Track down the lines that contain "Total" and copy them.

Begin

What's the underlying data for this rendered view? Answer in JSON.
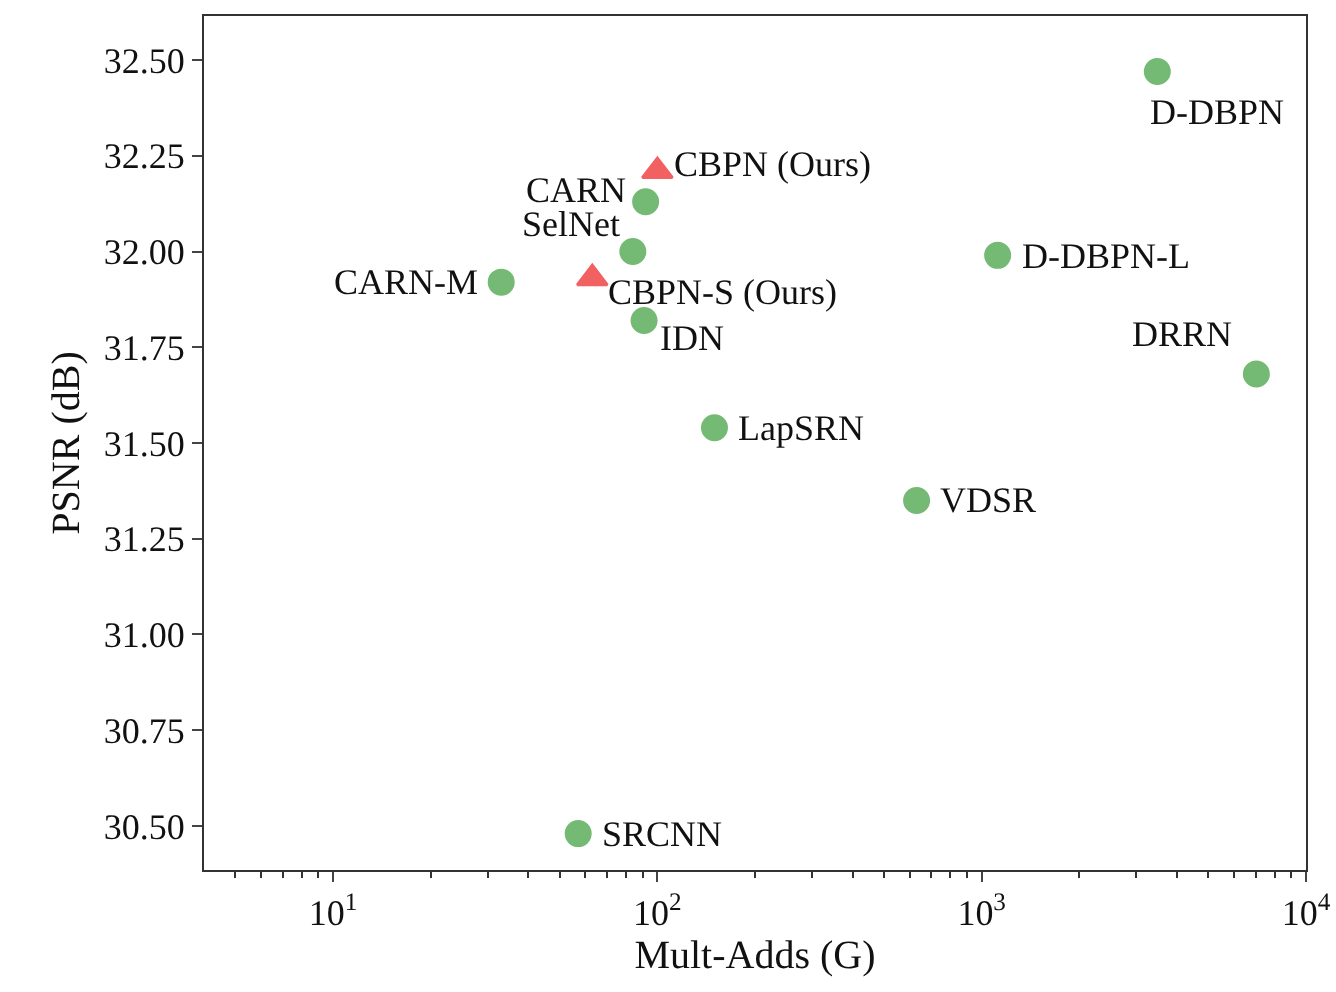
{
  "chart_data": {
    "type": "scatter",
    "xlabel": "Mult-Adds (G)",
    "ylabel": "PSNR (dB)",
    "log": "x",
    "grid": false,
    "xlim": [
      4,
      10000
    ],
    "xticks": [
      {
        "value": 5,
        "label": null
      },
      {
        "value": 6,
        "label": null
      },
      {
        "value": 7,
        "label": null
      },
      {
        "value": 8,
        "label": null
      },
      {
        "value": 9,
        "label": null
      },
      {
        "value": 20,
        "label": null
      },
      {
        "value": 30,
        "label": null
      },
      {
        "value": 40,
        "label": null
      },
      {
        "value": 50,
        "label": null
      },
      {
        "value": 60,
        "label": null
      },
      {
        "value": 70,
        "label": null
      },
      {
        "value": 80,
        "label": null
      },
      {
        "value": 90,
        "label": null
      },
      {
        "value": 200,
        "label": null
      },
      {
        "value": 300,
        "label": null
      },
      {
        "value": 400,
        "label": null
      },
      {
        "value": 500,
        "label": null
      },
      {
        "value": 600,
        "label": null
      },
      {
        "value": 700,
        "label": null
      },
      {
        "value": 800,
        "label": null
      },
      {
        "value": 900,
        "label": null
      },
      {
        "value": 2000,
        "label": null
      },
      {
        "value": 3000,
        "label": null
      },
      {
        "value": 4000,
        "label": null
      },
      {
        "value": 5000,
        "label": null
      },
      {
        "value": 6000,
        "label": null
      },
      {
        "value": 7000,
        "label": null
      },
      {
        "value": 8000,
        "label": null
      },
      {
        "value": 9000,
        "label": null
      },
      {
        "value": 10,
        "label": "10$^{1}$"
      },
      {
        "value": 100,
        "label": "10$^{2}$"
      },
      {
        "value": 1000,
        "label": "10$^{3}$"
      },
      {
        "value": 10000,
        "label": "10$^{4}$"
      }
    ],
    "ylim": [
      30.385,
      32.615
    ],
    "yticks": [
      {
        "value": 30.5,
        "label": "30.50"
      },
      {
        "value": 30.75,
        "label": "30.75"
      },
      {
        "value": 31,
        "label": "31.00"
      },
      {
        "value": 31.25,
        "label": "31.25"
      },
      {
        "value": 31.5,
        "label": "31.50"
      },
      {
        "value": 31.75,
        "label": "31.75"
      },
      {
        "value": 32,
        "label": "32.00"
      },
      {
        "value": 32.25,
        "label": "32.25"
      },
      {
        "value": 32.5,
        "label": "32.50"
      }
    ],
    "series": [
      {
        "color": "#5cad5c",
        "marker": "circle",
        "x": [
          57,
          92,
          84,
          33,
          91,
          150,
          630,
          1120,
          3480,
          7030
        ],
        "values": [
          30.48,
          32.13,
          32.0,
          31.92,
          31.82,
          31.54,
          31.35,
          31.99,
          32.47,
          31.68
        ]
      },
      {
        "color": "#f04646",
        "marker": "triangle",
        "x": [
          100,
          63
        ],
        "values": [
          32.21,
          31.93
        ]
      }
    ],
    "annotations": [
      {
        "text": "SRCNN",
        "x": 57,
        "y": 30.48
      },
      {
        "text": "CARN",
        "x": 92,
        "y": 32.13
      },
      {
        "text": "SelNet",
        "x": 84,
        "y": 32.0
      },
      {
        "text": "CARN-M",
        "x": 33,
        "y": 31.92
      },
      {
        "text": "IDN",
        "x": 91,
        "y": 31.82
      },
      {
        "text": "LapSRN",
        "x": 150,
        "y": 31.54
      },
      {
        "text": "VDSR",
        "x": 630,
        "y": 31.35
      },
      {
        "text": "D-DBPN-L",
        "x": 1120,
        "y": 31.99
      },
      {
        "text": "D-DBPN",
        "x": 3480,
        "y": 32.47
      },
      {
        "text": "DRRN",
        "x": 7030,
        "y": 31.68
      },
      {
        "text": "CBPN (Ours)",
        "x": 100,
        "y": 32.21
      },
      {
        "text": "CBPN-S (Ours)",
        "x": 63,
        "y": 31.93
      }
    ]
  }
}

End
Begin

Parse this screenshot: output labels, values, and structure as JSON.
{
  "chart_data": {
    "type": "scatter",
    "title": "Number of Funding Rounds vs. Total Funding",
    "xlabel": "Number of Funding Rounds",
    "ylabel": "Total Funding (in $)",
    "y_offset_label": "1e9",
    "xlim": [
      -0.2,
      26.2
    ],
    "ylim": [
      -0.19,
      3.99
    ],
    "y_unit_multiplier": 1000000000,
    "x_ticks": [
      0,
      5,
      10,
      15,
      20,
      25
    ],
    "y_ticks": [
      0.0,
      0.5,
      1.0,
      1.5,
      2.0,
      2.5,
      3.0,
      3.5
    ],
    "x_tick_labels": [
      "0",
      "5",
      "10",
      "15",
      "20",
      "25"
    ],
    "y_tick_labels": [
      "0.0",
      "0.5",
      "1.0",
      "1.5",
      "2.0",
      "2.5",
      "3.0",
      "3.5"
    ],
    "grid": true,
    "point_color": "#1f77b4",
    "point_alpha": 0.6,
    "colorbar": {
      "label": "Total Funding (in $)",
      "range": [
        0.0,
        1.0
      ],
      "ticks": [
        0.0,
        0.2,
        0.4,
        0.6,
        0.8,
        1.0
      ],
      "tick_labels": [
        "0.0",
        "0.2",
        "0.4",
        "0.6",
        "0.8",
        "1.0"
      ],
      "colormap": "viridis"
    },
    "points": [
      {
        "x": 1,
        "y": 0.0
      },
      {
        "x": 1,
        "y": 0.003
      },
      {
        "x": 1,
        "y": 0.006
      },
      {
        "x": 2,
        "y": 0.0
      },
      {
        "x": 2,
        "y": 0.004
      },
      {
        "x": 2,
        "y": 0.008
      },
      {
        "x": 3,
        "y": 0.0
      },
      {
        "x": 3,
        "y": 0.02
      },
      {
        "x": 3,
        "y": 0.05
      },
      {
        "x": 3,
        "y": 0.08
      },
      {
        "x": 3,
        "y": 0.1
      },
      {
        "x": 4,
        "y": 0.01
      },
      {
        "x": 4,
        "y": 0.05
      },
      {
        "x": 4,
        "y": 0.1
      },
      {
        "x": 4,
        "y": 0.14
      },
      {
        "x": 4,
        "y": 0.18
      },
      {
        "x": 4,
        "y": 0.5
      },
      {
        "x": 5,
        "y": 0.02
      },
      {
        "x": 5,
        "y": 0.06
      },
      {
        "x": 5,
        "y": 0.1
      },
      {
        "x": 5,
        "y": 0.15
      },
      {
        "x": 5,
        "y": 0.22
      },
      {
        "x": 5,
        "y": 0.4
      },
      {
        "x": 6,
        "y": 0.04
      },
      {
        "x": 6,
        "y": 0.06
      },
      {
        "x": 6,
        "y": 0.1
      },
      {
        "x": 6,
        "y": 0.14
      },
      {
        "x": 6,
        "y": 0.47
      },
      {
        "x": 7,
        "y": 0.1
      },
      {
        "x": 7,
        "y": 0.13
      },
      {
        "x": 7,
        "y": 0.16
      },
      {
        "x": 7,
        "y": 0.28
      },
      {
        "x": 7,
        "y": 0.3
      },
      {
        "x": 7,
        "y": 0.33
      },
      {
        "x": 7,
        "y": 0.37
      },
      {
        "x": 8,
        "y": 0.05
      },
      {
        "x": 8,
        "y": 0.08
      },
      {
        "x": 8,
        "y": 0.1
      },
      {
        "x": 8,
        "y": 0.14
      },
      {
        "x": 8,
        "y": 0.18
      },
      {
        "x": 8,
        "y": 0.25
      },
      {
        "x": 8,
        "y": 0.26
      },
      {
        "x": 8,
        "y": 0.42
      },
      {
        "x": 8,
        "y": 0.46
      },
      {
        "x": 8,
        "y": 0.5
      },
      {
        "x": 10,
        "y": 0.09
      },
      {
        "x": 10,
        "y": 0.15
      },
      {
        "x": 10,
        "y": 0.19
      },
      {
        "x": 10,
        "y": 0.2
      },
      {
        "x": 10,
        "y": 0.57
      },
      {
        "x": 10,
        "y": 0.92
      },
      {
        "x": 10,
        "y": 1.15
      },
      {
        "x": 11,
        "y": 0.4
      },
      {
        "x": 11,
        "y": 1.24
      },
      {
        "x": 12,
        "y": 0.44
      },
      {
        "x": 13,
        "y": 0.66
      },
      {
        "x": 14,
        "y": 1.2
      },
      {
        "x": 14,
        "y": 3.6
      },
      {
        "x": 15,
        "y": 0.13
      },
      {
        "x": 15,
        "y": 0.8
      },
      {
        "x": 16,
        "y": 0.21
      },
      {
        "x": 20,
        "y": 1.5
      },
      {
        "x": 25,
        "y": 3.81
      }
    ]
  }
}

End

## [Task answer]
    "title": "Number of Funding Rounds vs. Total Funding",
    "ylabel": "Total Funding (in $)",
      "label": "Total Funding (in $)",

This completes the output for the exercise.